# [WHAT NEEDS TO BE DONE]
Copy the records from the line with "slice-label-culture-and-recreation: Culture and" to the line with "pie-slice-community-development <box>499 277", keeping each line unchanged.

# [MATERIAL TO PROCESS]
** BEGIN **

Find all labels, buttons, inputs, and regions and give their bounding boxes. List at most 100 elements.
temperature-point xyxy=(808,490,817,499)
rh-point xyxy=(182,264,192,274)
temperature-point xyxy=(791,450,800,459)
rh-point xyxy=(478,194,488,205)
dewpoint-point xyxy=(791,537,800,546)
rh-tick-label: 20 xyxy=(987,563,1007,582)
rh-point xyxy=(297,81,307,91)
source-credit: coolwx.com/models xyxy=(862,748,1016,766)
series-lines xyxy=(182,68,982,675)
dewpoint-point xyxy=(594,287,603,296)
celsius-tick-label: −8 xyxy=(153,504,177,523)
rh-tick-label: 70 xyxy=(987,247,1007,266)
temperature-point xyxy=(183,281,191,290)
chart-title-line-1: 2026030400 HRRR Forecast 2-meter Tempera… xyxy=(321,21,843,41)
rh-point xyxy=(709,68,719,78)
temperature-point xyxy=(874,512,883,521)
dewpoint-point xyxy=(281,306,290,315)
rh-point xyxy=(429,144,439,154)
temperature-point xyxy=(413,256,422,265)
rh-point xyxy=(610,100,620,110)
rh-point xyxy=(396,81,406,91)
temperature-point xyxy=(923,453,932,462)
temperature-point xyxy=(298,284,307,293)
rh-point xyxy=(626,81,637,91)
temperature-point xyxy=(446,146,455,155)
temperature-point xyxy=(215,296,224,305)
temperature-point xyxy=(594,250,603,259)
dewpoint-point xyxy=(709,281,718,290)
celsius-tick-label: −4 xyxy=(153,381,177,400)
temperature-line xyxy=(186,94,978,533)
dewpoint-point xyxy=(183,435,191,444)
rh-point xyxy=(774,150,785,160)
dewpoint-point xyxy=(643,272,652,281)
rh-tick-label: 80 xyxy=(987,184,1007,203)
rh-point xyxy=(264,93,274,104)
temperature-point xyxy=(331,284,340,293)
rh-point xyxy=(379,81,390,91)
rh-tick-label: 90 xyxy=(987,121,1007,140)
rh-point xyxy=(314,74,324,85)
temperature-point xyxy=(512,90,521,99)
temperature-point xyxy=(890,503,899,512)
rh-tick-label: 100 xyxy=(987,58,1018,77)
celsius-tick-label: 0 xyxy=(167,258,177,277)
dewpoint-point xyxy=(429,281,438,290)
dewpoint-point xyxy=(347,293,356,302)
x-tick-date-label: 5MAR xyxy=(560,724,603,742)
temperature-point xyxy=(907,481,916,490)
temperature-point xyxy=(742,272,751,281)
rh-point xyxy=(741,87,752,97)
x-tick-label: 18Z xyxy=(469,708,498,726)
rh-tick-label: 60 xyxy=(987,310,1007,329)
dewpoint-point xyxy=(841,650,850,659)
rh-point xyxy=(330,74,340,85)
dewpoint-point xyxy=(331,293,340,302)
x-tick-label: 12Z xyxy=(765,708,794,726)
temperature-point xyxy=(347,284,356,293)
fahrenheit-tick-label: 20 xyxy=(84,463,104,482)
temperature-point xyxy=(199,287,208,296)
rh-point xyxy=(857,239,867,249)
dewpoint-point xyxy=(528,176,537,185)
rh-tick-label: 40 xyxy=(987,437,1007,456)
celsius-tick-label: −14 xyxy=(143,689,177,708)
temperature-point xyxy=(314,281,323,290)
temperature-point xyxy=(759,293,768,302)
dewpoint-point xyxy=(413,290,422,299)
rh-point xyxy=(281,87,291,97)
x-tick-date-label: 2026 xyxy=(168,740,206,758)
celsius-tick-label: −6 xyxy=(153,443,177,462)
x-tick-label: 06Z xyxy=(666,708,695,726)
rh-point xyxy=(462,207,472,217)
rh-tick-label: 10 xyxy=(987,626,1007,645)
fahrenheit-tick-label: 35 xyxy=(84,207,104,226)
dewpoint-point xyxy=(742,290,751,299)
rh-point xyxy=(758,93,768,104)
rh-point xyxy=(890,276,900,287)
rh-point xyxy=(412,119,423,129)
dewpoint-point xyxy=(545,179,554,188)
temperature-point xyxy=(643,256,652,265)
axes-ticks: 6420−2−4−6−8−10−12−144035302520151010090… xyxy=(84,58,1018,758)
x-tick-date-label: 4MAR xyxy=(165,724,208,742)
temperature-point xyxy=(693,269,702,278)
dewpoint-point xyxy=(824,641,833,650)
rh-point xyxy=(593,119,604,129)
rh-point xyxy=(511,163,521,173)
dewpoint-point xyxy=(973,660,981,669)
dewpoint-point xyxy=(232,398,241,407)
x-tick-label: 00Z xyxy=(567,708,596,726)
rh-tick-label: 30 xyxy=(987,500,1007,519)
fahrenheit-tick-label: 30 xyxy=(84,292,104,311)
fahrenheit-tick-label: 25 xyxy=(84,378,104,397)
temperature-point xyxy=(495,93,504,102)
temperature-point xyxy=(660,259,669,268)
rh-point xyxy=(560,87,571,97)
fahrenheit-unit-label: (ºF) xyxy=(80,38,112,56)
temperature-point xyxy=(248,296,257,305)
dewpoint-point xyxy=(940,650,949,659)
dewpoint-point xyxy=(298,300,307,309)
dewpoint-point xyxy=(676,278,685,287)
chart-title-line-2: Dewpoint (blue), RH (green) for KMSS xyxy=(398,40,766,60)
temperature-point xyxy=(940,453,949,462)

** END **
** BEGIN **

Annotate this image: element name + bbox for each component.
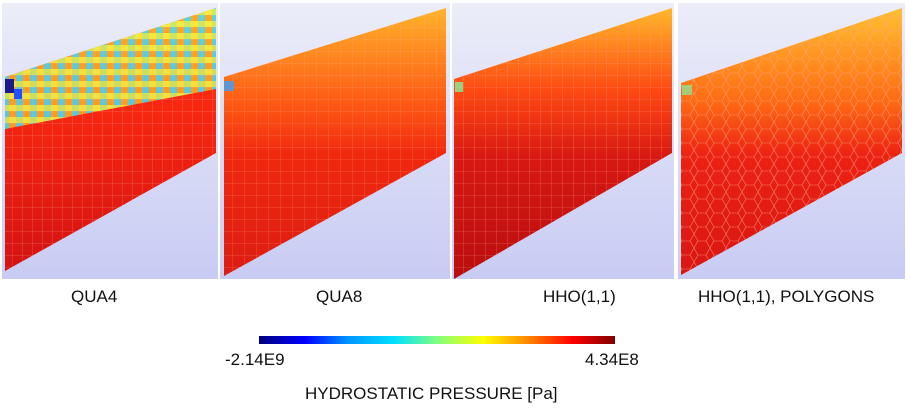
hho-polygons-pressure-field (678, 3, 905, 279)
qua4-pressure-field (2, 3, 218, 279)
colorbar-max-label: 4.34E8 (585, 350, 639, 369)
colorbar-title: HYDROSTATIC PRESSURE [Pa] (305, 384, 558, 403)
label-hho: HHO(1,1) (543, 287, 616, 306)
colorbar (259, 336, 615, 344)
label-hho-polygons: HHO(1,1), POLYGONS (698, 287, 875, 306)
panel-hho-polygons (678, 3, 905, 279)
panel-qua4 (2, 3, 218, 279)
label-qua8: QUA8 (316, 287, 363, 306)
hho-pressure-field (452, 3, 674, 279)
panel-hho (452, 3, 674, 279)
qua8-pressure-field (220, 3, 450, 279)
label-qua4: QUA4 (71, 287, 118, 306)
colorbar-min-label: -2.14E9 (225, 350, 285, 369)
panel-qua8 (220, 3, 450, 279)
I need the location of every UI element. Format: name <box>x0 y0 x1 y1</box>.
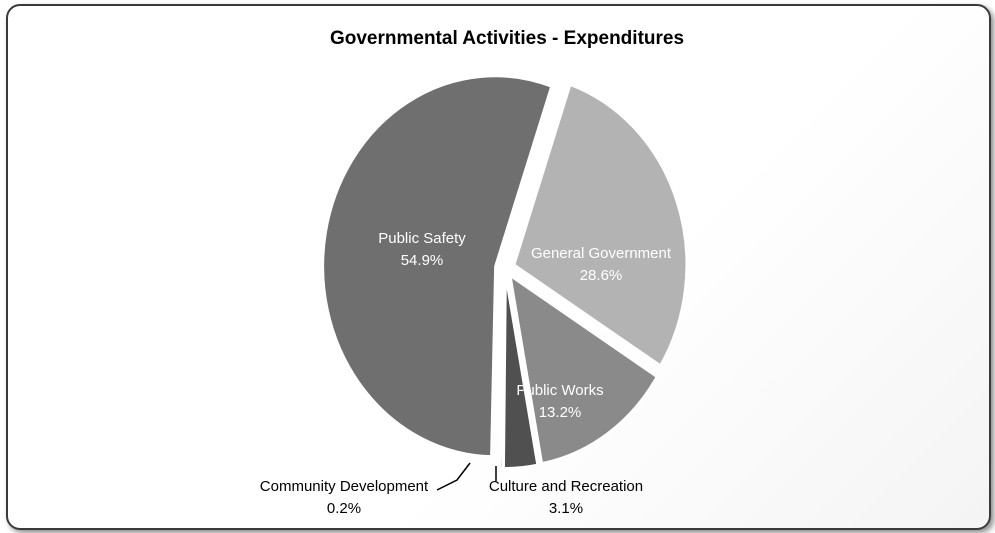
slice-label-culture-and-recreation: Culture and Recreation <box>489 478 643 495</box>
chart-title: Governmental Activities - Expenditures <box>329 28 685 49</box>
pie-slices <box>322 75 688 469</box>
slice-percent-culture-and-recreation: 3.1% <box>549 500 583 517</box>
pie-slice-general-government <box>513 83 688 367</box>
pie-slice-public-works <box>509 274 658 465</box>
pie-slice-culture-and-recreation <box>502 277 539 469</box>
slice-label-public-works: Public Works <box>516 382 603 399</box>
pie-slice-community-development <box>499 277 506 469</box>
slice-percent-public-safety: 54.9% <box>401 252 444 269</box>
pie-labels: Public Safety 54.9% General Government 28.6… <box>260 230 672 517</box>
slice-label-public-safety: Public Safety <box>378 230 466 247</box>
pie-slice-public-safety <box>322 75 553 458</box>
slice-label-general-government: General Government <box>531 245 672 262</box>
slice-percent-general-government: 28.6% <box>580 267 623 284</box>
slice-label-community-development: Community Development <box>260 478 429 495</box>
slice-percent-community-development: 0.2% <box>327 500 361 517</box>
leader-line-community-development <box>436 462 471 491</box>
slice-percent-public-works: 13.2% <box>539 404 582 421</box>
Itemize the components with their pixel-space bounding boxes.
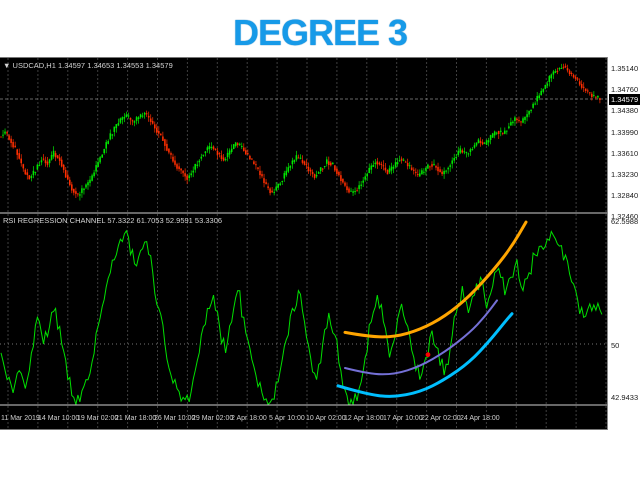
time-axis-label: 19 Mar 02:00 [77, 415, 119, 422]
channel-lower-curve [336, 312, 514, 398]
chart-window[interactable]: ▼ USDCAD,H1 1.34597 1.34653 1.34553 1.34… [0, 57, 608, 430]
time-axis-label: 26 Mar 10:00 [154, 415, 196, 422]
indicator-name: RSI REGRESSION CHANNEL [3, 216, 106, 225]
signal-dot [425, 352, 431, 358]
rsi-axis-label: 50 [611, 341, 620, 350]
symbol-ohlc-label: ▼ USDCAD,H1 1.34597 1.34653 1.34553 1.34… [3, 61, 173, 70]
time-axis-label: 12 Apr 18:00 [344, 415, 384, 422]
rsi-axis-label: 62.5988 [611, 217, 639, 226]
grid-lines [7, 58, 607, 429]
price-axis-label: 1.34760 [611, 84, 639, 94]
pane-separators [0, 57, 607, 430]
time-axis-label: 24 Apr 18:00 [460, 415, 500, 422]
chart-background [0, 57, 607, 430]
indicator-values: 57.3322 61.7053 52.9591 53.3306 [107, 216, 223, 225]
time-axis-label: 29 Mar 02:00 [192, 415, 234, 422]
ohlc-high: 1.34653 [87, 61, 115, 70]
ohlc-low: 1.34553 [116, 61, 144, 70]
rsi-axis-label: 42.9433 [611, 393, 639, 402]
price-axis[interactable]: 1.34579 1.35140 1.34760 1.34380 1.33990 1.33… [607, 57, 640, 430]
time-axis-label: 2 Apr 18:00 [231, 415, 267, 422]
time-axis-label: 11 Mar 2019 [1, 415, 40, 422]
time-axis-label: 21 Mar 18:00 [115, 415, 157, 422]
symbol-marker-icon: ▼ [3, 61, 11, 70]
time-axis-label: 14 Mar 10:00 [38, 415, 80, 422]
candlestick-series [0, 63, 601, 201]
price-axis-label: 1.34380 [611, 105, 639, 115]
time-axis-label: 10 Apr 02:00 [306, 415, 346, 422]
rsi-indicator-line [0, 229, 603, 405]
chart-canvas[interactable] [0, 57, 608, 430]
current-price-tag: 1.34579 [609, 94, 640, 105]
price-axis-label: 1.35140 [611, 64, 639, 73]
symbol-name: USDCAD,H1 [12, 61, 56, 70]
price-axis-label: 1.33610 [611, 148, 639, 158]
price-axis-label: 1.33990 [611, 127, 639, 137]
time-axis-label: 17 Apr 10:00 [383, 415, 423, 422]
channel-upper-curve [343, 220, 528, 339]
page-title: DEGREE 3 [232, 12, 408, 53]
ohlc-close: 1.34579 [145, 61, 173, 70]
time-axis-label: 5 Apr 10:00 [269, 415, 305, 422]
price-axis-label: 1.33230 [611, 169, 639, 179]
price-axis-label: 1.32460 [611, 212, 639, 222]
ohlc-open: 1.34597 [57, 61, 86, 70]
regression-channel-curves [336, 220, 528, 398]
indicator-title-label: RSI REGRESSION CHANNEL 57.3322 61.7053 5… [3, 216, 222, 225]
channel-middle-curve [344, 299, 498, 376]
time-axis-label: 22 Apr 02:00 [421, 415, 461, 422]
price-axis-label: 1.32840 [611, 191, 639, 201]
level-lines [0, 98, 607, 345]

** END **
** BEGIN **

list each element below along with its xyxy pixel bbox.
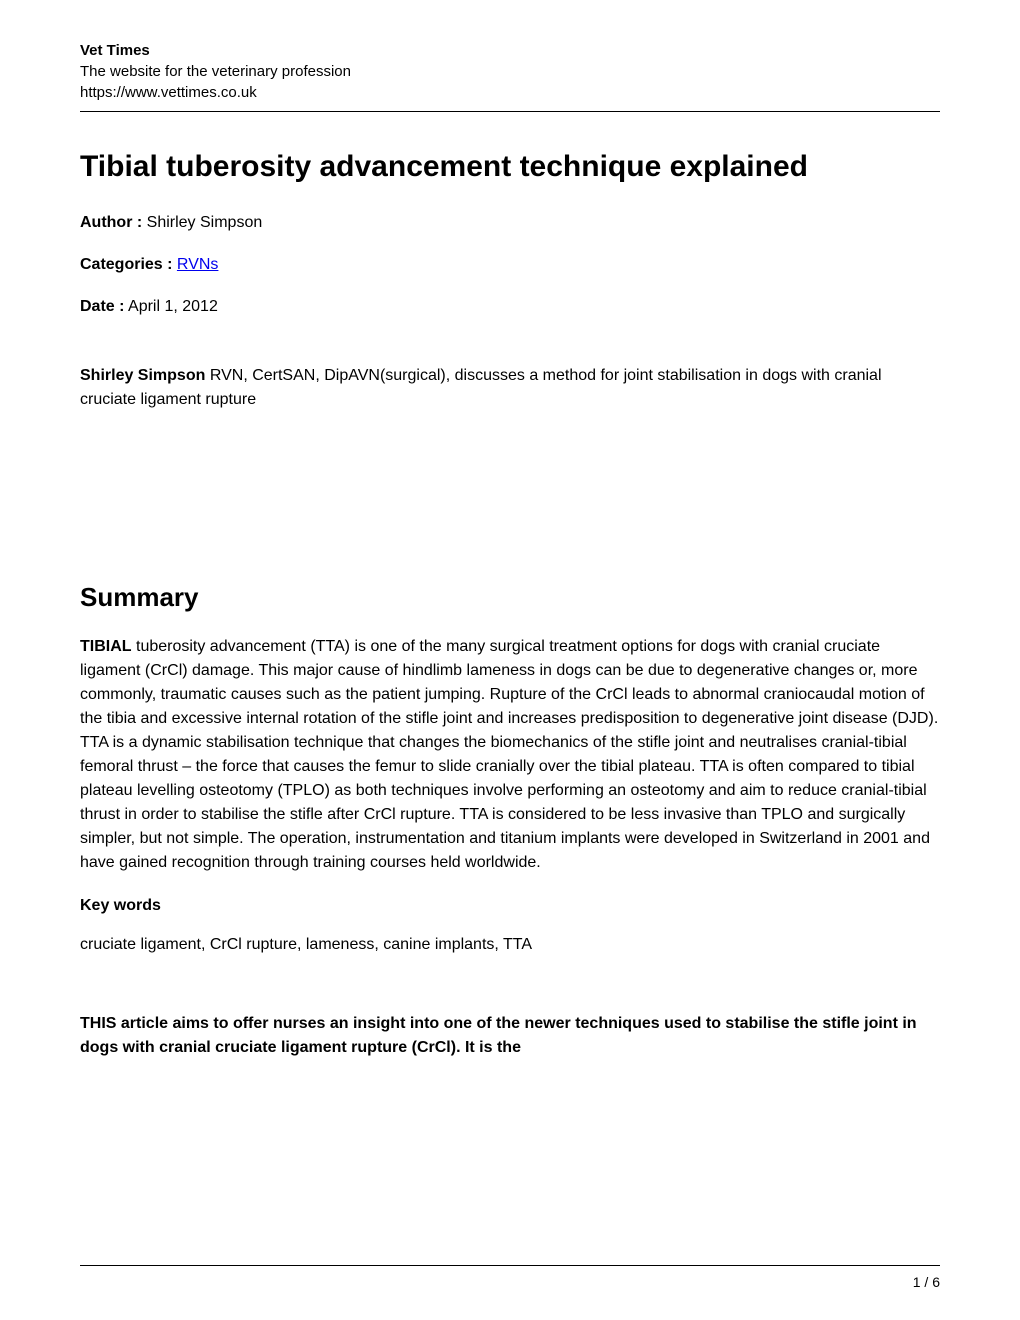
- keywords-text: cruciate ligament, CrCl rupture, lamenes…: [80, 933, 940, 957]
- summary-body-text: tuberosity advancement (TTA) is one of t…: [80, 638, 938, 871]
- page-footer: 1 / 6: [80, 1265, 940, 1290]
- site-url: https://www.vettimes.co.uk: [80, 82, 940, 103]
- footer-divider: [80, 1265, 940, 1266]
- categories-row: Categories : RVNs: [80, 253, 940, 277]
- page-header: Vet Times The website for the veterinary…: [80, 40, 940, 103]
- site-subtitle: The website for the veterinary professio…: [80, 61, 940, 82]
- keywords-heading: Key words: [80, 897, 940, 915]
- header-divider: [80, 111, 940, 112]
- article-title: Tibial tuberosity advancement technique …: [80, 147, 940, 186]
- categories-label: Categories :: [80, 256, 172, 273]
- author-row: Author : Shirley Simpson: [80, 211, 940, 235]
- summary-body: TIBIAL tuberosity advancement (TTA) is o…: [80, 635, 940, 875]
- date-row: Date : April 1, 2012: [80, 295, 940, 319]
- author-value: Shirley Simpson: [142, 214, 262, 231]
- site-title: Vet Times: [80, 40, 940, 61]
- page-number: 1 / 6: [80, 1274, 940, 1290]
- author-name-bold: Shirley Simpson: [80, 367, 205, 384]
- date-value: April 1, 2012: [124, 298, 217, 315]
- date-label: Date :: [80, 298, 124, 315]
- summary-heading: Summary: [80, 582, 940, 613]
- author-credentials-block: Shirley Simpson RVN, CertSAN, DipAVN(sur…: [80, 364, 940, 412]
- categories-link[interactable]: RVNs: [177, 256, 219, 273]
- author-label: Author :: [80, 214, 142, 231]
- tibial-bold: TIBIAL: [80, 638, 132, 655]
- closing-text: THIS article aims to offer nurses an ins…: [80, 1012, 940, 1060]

** END **

# [IN RESPONSE]
slice-label-culture-and-recreation: Culture and Recreation <box>489 478 643 495</box>
chart-title: Governmental Activities - Expenditures <box>329 28 685 49</box>
pie-slices <box>322 75 688 469</box>
slice-percent-culture-and-recreation: 3.1% <box>549 500 583 517</box>
pie-slice-general-government <box>513 83 688 367</box>
pie-slice-public-works <box>509 274 658 465</box>
pie-slice-culture-and-recreation <box>502 277 539 469</box>
slice-label-public-works: Public Works <box>516 382 603 399</box>
pie-slice-community-development <box>499 277 506 469</box>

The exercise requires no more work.